- _Data extract_
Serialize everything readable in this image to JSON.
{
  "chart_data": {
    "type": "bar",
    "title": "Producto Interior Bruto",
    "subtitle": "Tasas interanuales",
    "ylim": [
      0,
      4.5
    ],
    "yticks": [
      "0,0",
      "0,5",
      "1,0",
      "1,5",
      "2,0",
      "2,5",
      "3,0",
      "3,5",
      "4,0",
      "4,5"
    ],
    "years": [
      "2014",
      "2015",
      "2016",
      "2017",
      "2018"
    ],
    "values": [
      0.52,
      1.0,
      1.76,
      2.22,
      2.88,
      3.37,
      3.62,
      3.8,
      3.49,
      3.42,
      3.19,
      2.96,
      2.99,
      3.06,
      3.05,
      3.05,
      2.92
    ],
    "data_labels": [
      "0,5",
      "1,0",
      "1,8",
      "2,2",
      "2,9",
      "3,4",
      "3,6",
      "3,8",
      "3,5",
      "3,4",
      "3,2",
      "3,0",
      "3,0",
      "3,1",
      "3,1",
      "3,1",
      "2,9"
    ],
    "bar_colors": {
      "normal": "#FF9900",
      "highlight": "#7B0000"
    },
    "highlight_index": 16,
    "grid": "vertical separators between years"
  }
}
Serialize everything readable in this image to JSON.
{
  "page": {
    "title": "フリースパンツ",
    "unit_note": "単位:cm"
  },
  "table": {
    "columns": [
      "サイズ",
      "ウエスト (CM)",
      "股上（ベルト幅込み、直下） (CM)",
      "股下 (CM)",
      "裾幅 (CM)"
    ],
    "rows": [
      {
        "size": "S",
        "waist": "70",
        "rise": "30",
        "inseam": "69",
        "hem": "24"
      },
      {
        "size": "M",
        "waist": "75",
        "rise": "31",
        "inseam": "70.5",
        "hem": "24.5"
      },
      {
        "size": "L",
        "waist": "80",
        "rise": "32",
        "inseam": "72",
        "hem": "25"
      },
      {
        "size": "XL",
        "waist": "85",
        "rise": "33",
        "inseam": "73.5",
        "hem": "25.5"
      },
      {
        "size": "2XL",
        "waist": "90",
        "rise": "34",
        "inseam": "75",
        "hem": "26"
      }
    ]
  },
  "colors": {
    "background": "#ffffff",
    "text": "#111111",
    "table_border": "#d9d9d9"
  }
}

- _To be done_
Reproduce the material verbatim, line by line.

- _Reply to the task_
Serialize everything readable in this image to JSON.
{
  "chart_data": {
    "type": "bar",
    "title": "Producto Interior Bruto",
    "subtitle": "Tasas interanuales",
    "ylim": [
      0,
      4.5
    ],
    "yticks": [
      "0,0",
      "0,5",
      "1,0",
      "1,5",
      "2,0",
      "2,5",
      "3,0",
      "3,5",
      "4,0",
      "4,5"
    ],
    "years": [
      "2014",
      "2015",
      "2016",
      "2017",
      "2018"
    ],
    "values": [
      0.52,
      1.0,
      1.76,
      2.22,
      2.88,
      3.37,
      3.62,
      3.8,
      3.49,
      3.42,
      3.19,
      2.96,
      2.99,
      3.06,
      3.05,
      3.05,
      2.92
    ],
    "data_labels": [
      "0,5",
      "1,0",
      "1,8",
      "2,2",
      "2,9",
      "3,4",
      "3,6",
      "3,8",
      "3,5",
      "3,4",
      "3,2",
      "3,0",
      "3,0",
      "3,1",
      "3,1",
      "3,1",
      "2,9"
    ],
    "bar_colors": {
      "normal": "#FF9900",
      "highlight": "#7B0000"
    },
    "highlight_index": 16,
    "grid": "vertical separators between years"
  }
}
Serialize everything readable in this image to JSON.
{
  "page": {
    "title": "フリースパンツ",
    "unit_note": "単位:cm"
  },
  "table": {
    "columns": [
      "サイズ",
      "ウエスト (CM)",
      "股上（ベルト幅込み、直下） (CM)",
      "股下 (CM)",
      "裾幅 (CM)"
    ],
    "rows": [
      {
        "size": "S",
        "waist": "70",
        "rise": "30",
        "inseam": "69",
        "hem": "24"
      },
      {
        "size": "M",
        "waist": "75",
        "rise": "31",
        "inseam": "70.5",
        "hem": "24.5"
      },
      {
        "size": "L",
        "waist": "80",
        "rise": "32",
        "inseam": "72",
        "hem": "25"
      },
      {
        "size": "XL",
        "waist": "85",
        "rise": "33",
        "inseam": "73.5",
        "hem": "25.5"
      },
      {
        "size": "2XL",
        "waist": "90",
        "rise": "34",
        "inseam": "75",
        "hem": "26"
      }
    ]
  },
  "colors": {
    "background": "#ffffff",
    "text": "#111111",
    "table_border": "#d9d9d9"
  }
}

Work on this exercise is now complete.